— Start of The input —

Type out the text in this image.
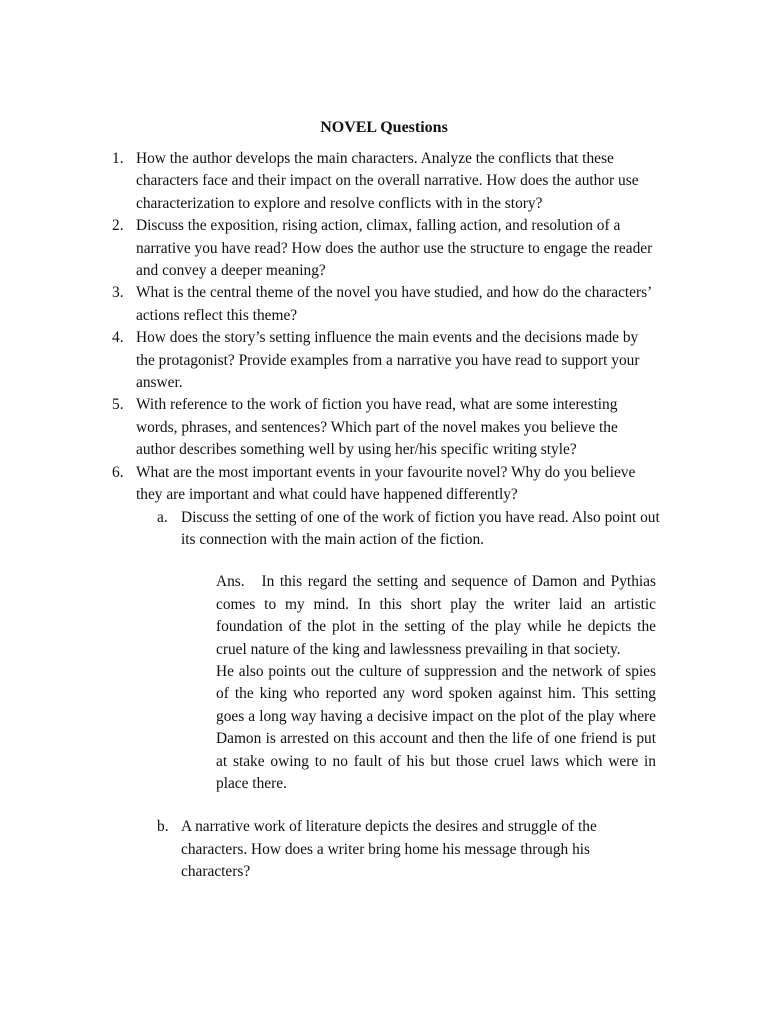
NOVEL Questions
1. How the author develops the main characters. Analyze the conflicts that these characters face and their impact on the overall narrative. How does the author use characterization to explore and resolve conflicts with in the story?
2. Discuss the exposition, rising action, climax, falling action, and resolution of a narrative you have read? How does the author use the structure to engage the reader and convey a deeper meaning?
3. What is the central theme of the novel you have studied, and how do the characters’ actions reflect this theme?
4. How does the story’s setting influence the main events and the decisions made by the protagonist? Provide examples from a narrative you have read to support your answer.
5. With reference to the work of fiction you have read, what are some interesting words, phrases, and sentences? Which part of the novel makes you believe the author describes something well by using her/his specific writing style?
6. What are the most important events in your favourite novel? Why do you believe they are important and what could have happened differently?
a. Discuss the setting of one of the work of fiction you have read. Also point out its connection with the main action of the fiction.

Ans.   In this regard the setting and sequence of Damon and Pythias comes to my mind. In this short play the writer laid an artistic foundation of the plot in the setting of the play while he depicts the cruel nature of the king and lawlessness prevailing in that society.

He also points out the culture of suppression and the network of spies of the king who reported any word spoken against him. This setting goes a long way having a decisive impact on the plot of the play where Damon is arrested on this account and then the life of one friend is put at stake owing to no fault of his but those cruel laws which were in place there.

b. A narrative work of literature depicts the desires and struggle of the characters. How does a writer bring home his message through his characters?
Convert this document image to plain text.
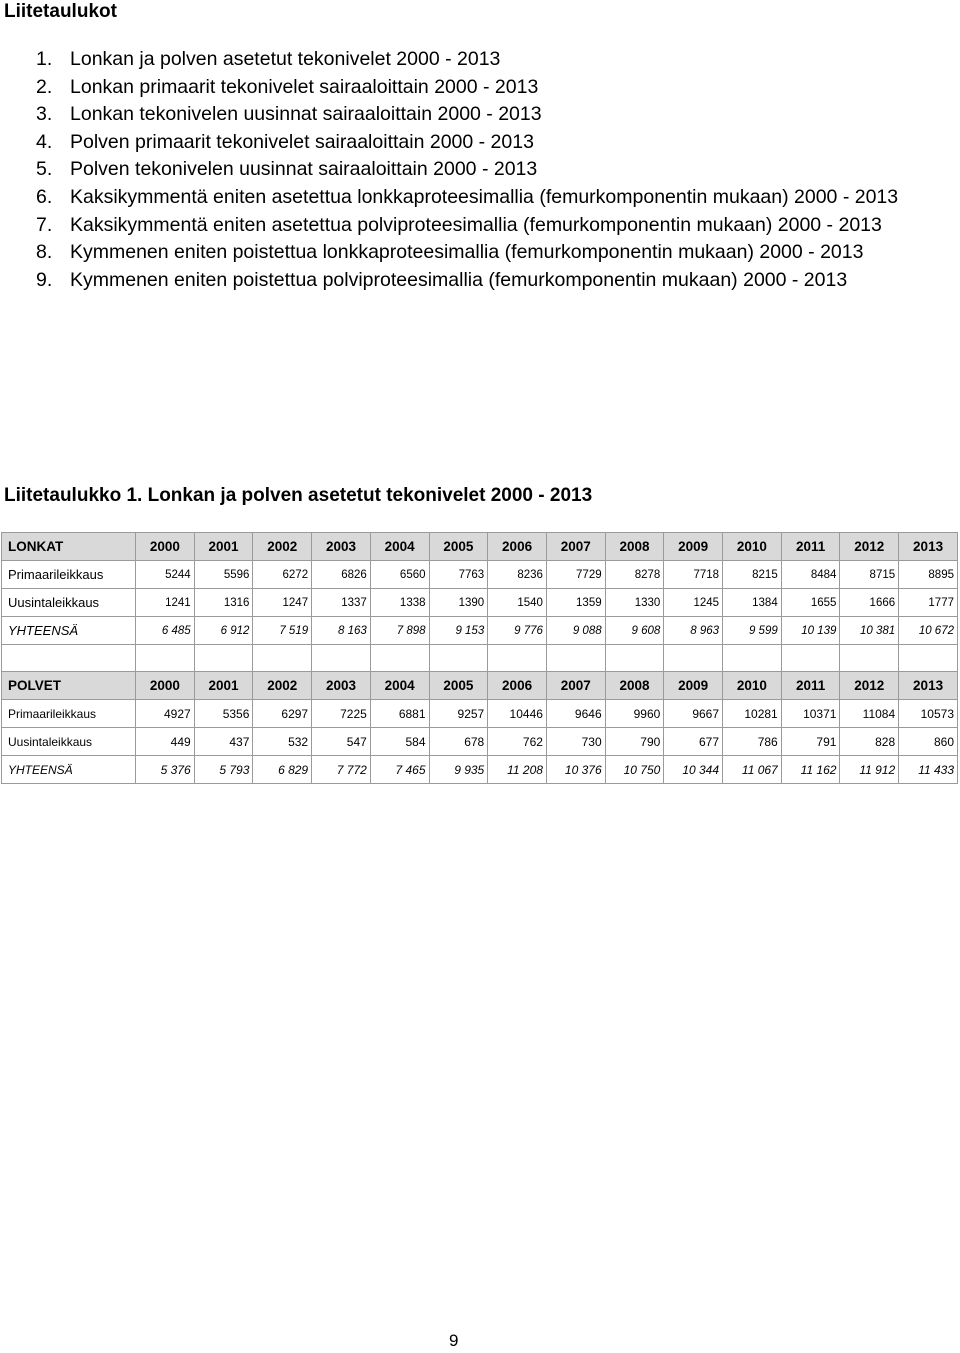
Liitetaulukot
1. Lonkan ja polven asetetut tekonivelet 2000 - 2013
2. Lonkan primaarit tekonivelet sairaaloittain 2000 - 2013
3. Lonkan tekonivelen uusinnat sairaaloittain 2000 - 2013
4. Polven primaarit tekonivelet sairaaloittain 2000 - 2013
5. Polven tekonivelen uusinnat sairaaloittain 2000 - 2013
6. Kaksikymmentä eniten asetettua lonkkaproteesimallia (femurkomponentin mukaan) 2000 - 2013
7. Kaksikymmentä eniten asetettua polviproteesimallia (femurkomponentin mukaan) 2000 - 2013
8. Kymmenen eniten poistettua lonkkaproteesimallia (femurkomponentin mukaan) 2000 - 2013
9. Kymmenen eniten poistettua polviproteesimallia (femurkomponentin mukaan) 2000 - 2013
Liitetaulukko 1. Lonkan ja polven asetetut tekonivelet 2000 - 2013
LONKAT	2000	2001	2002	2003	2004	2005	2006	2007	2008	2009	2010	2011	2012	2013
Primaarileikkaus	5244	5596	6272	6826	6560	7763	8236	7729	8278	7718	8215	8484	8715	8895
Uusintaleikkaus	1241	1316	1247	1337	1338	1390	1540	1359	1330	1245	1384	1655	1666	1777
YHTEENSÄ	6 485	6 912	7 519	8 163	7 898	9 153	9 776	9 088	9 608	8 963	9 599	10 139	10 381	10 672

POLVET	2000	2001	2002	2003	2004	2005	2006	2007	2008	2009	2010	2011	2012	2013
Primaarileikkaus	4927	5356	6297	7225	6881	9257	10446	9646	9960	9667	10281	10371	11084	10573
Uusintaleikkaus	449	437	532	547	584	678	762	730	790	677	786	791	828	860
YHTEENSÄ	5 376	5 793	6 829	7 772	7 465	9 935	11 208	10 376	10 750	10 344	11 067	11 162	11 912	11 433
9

— End of The input —

» **Set exercise**
Write the records out again in full, exactly, and skip every picture.

» **Output below**
Type out the text in this image.
NOVEL Questions
1. How the author develops the main characters. Analyze the conflicts that these characters face and their impact on the overall narrative. How does the author use characterization to explore and resolve conflicts with in the story?
2. Discuss the exposition, rising action, climax, falling action, and resolution of a narrative you have read? How does the author use the structure to engage the reader and convey a deeper meaning?
3. What is the central theme of the novel you have studied, and how do the characters’ actions reflect this theme?
4. How does the story’s setting influence the main events and the decisions made by the protagonist? Provide examples from a narrative you have read to support your answer.
5. With reference to the work of fiction you have read, what are some interesting words, phrases, and sentences? Which part of the novel makes you believe the author describes something well by using her/his specific writing style?
6. What are the most important events in your favourite novel? Why do you believe they are important and what could have happened differently?
a. Discuss the setting of one of the work of fiction you have read. Also point out its connection with the main action of the fiction.

Ans.   In this regard the setting and sequence of Damon and Pythias comes to my mind. In this short play the writer laid an artistic foundation of the plot in the setting of the play while he depicts the cruel nature of the king and lawlessness prevailing in that society.

He also points out the culture of suppression and the network of spies of the king who reported any word spoken against him. This setting goes a long way having a decisive impact on the plot of the play where Damon is arrested on this account and then the life of one friend is put at stake owing to no fault of his but those cruel laws which were in place there.

b. A narrative work of literature depicts the desires and struggle of the characters. How does a writer bring home his message through his characters?
Convert this document image to plain text.
Liitetaulukot
1. Lonkan ja polven asetetut tekonivelet 2000 - 2013
2. Lonkan primaarit tekonivelet sairaaloittain 2000 - 2013
3. Lonkan tekonivelen uusinnat sairaaloittain 2000 - 2013
4. Polven primaarit tekonivelet sairaaloittain 2000 - 2013
5. Polven tekonivelen uusinnat sairaaloittain 2000 - 2013
6. Kaksikymmentä eniten asetettua lonkkaproteesimallia (femurkomponentin mukaan) 2000 - 2013
7. Kaksikymmentä eniten asetettua polviproteesimallia (femurkomponentin mukaan) 2000 - 2013
8. Kymmenen eniten poistettua lonkkaproteesimallia (femurkomponentin mukaan) 2000 - 2013
9. Kymmenen eniten poistettua polviproteesimallia (femurkomponentin mukaan) 2000 - 2013
Liitetaulukko 1. Lonkan ja polven asetetut tekonivelet 2000 - 2013
LONKAT	2000	2001	2002	2003	2004	2005	2006	2007	2008	2009	2010	2011	2012	2013
Primaarileikkaus	5244	5596	6272	6826	6560	7763	8236	7729	8278	7718	8215	8484	8715	8895
Uusintaleikkaus	1241	1316	1247	1337	1338	1390	1540	1359	1330	1245	1384	1655	1666	1777
YHTEENSÄ	6 485	6 912	7 519	8 163	7 898	9 153	9 776	9 088	9 608	8 963	9 599	10 139	10 381	10 672

POLVET	2000	2001	2002	2003	2004	2005	2006	2007	2008	2009	2010	2011	2012	2013
Primaarileikkaus	4927	5356	6297	7225	6881	9257	10446	9646	9960	9667	10281	10371	11084	10573
Uusintaleikkaus	449	437	532	547	584	678	762	730	790	677	786	791	828	860
YHTEENSÄ	5 376	5 793	6 829	7 772	7 465	9 935	11 208	10 376	10 750	10 344	11 067	11 162	11 912	11 433
9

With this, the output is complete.